### PASSAGE FOR REVIEW:

A more socially based behavioral approach is that of rational intervention (RI), a cross-disciplinary decision making system that assists those interacting with children and adolescents with the clinical reasoning needed to make immediate responses that facilitate social participation (Table 13-4).49 The primary goal of RI is to help children attain and maintain behaviors that are adaptive and appropriate for participation in natural contexts and to create a consistent approach that supports this for all staff members and adult family members who interact with the child. General principles of RI are as follows:
• Every interaction between a child and an adult is a learning session.
• Intervention begins with the adult’s consistent enactment of respectfulness and caring toward the child.
• The main goals of intervention are all persons’ immediate safety and the continuous improvement of the child’s ability to make decisions that support successful participation in life, at home and in the community.
• Opportunities for making choices and decisions are built into daily activities as often as possible. Children should have regular, frequent opportunities to practice skills needed for community living through educational and leisure experiences in the community.
• In order to promote children’s opportunities for decision making, adults should impose the least amount of external control needed to maintain safety and promote positive, functional behavior.
When using an RI approach, the therapist initially observes and assesses the child’s behavior and then classifies it as belonging in one of three color-coded zones (Case Study 13-9). Green zone behaviors are adaptive and would be acceptable in most community and home settings. Yellow zone behaviors are mildly to moderately problematic and require monitoring, environmental modification, or cueing to facilitate adaptive social behavior. Red zone behaviors present a threat or actuality of danger to the child or others and require direct and immediate verbal or physical management. Therapeutic responses include facilitation, monitoring, gentle correction, moderate correction, and strong correction and may be incorporated into therapy sessions and all social participation contexts (Box 13-3).

### WHAT TO WORK ON:
• a. Copy the part of the rational intervention passage that begins with the words containing "A more socially" and ends with "toward the child.".
• b. Write a continuation of the passage on rational intervention, picking up after its final sentence.
The lines that come after this passage on rational intervention are separate material with no connection to it.

### Stored data:

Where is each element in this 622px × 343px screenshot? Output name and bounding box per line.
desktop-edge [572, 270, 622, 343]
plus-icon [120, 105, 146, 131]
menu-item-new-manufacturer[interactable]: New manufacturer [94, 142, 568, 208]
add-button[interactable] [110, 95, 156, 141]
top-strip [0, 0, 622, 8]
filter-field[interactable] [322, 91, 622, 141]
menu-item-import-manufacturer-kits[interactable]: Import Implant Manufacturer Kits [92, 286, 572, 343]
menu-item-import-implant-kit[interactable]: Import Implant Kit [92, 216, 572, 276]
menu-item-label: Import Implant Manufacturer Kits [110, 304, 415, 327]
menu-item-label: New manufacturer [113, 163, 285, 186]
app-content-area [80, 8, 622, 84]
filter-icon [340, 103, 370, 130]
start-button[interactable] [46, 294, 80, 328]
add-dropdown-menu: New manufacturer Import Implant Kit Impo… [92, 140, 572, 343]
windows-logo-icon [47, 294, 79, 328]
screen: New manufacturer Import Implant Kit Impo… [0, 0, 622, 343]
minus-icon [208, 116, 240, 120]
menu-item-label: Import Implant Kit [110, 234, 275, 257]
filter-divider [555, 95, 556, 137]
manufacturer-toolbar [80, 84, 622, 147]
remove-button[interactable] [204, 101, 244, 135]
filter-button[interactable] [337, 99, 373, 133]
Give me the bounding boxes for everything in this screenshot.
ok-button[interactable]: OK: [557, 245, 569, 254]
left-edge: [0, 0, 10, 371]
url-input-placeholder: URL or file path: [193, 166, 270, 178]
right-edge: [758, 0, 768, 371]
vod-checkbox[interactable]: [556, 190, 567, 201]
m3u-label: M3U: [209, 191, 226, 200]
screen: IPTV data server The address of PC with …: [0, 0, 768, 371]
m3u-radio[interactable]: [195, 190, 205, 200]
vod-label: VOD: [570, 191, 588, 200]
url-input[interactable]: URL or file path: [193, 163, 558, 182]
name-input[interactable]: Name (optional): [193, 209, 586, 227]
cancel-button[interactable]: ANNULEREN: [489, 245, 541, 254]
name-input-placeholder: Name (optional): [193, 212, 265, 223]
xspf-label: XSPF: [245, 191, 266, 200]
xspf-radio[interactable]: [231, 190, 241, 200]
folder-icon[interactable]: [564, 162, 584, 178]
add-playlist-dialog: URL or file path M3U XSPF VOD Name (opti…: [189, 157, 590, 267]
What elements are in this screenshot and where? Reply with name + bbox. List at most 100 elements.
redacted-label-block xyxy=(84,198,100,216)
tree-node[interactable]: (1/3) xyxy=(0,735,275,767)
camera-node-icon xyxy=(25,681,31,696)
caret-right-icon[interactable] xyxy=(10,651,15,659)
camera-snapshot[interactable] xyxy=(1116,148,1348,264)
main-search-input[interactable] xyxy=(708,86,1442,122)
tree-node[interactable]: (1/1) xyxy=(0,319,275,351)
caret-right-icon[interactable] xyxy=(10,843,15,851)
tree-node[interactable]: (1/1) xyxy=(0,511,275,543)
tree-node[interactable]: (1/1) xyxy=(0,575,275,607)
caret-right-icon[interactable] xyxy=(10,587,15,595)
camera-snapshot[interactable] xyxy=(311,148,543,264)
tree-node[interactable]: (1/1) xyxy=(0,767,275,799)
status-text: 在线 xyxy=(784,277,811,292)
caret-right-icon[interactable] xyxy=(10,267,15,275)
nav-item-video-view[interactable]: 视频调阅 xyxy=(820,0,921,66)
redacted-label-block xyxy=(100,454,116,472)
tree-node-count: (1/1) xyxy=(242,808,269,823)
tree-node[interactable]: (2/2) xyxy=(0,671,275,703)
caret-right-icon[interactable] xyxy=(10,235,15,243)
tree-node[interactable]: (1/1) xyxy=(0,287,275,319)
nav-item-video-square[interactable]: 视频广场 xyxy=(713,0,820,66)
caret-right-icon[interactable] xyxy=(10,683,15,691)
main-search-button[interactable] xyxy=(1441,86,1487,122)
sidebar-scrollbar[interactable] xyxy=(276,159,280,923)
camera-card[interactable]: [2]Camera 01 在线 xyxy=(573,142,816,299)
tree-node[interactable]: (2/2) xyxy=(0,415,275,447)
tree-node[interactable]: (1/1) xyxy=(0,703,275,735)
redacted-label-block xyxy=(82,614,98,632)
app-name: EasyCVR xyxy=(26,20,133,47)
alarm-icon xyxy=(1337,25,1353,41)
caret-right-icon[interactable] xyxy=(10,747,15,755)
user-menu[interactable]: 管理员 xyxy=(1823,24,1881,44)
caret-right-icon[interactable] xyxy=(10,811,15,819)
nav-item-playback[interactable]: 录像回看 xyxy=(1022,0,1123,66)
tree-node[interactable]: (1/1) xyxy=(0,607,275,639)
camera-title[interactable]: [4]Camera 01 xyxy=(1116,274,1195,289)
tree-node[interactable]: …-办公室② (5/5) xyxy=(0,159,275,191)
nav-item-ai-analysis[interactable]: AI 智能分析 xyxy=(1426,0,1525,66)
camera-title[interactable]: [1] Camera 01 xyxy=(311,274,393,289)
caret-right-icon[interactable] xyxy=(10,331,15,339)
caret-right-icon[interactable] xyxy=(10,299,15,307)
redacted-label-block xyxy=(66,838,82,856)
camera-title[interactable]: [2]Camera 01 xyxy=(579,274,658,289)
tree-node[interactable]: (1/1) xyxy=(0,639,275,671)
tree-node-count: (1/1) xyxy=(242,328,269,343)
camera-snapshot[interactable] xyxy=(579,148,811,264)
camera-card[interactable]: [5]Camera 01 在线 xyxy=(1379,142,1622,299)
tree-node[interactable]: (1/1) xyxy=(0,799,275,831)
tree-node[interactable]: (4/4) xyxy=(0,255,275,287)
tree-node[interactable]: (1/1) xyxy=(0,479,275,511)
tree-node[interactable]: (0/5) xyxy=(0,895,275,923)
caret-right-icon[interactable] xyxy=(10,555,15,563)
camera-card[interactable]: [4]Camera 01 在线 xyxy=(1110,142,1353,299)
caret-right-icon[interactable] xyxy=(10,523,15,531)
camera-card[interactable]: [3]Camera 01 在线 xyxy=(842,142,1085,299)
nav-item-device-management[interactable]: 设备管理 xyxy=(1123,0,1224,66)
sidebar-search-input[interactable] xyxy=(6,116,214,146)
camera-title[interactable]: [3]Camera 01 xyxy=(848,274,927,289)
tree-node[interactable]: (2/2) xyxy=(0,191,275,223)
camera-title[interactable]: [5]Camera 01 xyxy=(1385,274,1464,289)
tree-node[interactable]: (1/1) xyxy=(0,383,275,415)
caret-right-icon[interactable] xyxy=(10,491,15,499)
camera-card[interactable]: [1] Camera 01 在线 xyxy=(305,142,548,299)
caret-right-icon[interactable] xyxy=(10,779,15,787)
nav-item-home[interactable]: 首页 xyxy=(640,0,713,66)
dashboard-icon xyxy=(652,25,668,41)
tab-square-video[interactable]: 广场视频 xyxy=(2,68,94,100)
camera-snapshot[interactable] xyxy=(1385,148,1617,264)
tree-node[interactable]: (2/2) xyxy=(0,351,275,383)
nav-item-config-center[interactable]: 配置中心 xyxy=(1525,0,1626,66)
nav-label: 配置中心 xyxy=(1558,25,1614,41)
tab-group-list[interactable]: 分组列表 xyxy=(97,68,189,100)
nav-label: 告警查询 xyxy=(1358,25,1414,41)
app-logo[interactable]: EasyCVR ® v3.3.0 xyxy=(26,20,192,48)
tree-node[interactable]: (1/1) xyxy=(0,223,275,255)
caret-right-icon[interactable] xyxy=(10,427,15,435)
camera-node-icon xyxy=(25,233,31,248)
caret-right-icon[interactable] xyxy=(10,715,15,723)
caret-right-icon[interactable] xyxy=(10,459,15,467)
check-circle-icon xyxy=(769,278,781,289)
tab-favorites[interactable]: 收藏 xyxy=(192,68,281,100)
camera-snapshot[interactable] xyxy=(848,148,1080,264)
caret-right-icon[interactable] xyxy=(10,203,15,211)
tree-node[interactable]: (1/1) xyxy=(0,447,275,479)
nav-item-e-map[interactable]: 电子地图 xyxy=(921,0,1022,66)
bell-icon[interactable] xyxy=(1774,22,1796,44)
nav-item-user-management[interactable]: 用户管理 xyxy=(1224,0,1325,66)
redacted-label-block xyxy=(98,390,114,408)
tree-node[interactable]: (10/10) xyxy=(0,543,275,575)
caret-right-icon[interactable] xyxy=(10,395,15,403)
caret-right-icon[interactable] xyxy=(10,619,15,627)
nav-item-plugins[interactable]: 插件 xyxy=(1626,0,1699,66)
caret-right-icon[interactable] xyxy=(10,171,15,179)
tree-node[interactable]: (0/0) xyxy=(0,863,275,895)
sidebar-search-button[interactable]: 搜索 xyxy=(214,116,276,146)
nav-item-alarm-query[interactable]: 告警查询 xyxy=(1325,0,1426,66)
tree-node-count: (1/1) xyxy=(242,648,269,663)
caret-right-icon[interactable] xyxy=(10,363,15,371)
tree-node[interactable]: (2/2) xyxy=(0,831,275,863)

### RESPONSES:
• a.
A more socially based behavioral approach is that of rational intervention (RI), a cross-disciplinary decision making system that assists those interacting with children and adolescents with the clinical reasoning needed to make immediate responses that facilitate social participation (Table 13-4).49 The primary goal of RI is to help children attain and maintain behaviors that are adaptive and appropriate for participation in natural contexts and to create a consistent approach that supports this for all staff members and adult family members who interact with the child. General principles of RI are as follows:
• Every interaction between a child and an adult is a learning session.
• Intervention begins with the adult’s consistent enactment of respectfulness and caring toward the child.

• b.
Children and adolescents with emotional, cognitive, and behavioral problems have limited participation in home, school, and community life. Social problems such as poverty, family sociopathic conditions, and cultural violence have been linked with an increased incidence of psychosocial dysfunction in young people.37,140,184 Such social problems are steadily increasing in our country, while mental health services for young people continue to be inadequate in quantity and quality. Occupational therapists who work with children and adolescents have the knowledge and skills to help improve their clients’ occupational functioning by addressing key psychosocial needs. This may be accomplished through individual and group therapy, program development, and consultation. Pediatric occupational therapists in all settings need to be psychosocial practitioners to meet effectively the urgent and growing needs of young people and their families.